■ **Objective**: Turn every line of the entries below into a JSON list of strings, one string per line, leaving out any blank lines.

■ **Data rows**:
*****
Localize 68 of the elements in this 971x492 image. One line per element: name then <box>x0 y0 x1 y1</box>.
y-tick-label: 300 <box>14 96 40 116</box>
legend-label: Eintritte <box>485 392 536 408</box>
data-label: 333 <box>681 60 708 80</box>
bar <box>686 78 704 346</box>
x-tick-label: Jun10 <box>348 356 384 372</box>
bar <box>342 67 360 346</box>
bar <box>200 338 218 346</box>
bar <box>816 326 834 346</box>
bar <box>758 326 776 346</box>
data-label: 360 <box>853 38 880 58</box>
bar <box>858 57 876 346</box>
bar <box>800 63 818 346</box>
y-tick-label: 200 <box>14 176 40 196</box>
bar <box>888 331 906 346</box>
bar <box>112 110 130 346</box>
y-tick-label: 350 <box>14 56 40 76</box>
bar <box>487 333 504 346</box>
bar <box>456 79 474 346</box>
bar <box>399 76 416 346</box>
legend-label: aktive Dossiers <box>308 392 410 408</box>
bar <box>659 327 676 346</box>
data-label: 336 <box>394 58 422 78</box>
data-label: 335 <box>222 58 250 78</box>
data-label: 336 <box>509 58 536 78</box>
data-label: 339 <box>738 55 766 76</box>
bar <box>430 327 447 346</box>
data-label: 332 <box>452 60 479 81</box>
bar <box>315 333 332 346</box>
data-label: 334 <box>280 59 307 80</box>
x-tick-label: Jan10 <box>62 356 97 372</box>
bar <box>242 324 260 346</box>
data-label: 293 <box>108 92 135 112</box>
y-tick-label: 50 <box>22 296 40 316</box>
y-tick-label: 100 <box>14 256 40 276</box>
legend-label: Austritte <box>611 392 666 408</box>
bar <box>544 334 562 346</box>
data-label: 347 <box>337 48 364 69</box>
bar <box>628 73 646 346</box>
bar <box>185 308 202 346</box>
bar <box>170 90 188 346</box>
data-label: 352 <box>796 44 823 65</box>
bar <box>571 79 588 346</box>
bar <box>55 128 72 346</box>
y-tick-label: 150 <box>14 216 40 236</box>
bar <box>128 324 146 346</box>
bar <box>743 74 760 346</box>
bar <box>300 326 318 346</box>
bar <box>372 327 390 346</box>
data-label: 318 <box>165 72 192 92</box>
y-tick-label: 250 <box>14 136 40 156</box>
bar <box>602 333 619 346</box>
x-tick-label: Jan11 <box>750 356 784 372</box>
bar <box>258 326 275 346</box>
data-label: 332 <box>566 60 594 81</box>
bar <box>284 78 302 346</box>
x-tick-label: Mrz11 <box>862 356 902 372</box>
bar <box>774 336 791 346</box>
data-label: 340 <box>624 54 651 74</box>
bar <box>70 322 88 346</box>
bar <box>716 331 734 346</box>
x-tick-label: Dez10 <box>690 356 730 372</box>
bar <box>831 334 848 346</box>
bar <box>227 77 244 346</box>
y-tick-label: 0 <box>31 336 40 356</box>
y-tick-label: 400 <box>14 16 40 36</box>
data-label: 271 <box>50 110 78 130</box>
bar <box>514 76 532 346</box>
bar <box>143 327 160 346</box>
*****
■ **Response**:
[
  "Localize 68 of the elements in this 971x492 image. One line per element: name then <box>x0 y0 x1 y1</box>.",
  "y-tick-label: 300 <box>14 96 40 116</box>",
  "legend-label: Eintritte <box>485 392 536 408</box>",
  "data-label: 333 <box>681 60 708 80</box>",
  "bar <box>686 78 704 346</box>",
  "x-tick-label: Jun10 <box>348 356 384 372</box>",
  "bar <box>342 67 360 346</box>",
  "bar <box>200 338 218 346</box>",
  "bar <box>816 326 834 346</box>",
  "bar <box>758 326 776 346</box>",
  "data-label: 360 <box>853 38 880 58</box>",
  "bar <box>858 57 876 346</box>",
  "bar <box>800 63 818 346</box>",
  "y-tick-label: 200 <box>14 176 40 196</box>",
  "bar <box>888 331 906 346</box>",
  "bar <box>112 110 130 346</box>",
  "y-tick-label: 350 <box>14 56 40 76</box>",
  "bar <box>487 333 504 346</box>",
  "bar <box>456 79 474 346</box>",
  "bar <box>399 76 416 346</box>",
  "legend-label: aktive Dossiers <box>308 392 410 408</box>",
  "bar <box>659 327 676 346</box>",
  "data-label: 336 <box>394 58 422 78</box>",
  "data-label: 335 <box>222 58 250 78</box>",
  "data-label: 336 <box>509 58 536 78</box>",
  "data-label: 339 <box>738 55 766 76</box>",
  "bar <box>430 327 447 346</box>",
  "data-label: 332 <box>452 60 479 81</box>",
  "bar <box>315 333 332 346</box>",
  "data-label: 334 <box>280 59 307 80</box>",
  "x-tick-label: Jan10 <box>62 356 97 372</box>",
  "bar <box>242 324 260 346</box>",
  "data-label: 293 <box>108 92 135 112</box>",
  "y-tick-label: 50 <box>22 296 40 316</box>",
  "y-tick-label: 100 <box>14 256 40 276</box>",
  "legend-label: Austritte <box>611 392 666 408</box>",
  "bar <box>544 334 562 346</box>",
  "data-label: 347 <box>337 48 364 69</box>",
  "bar <box>628 73 646 346</box>",
  "bar <box>185 308 202 346</box>",
  "bar <box>170 90 188 346</box>",
  "data-label: 352 <box>796 44 823 65</box>",
  "bar <box>571 79 588 346</box>",
  "bar <box>55 128 72 346</box>",
  "y-tick-label: 150 <box>14 216 40 236</box>",
  "bar <box>128 324 146 346</box>",
  "bar <box>743 74 760 346</box>",
  "bar <box>300 326 318 346</box>",
  "bar <box>372 327 390 346</box>",
  "data-label: 318 <box>165 72 192 92</box>",
  "y-tick-label: 250 <box>14 136 40 156</box>",
  "bar <box>602 333 619 346</box>",
  "x-tick-label: Jan11 <box>750 356 784 372</box>",
  "bar <box>258 326 275 346</box>",
  "data-label: 332 <box>566 60 594 81</box>",
  "bar <box>284 78 302 346</box>",
  "x-tick-label: Mrz11 <box>862 356 902 372</box>",
  "bar <box>774 336 791 346</box>",
  "data-label: 340 <box>624 54 651 74</box>",
  "bar <box>70 322 88 346</box>",
  "bar <box>716 331 734 346</box>",
  "x-tick-label: Dez10 <box>690 356 730 372</box>",
  "bar <box>831 334 848 346</box>",
  "bar <box>227 77 244 346</box>",
  "y-tick-label: 0 <box>31 336 40 356</box>",
  "y-tick-label: 400 <box>14 16 40 36</box>",
  "data-label: 271 <box>50 110 78 130</box>",
  "bar <box>514 76 532 346</box>",
  "bar <box>143 327 160 346</box>"
]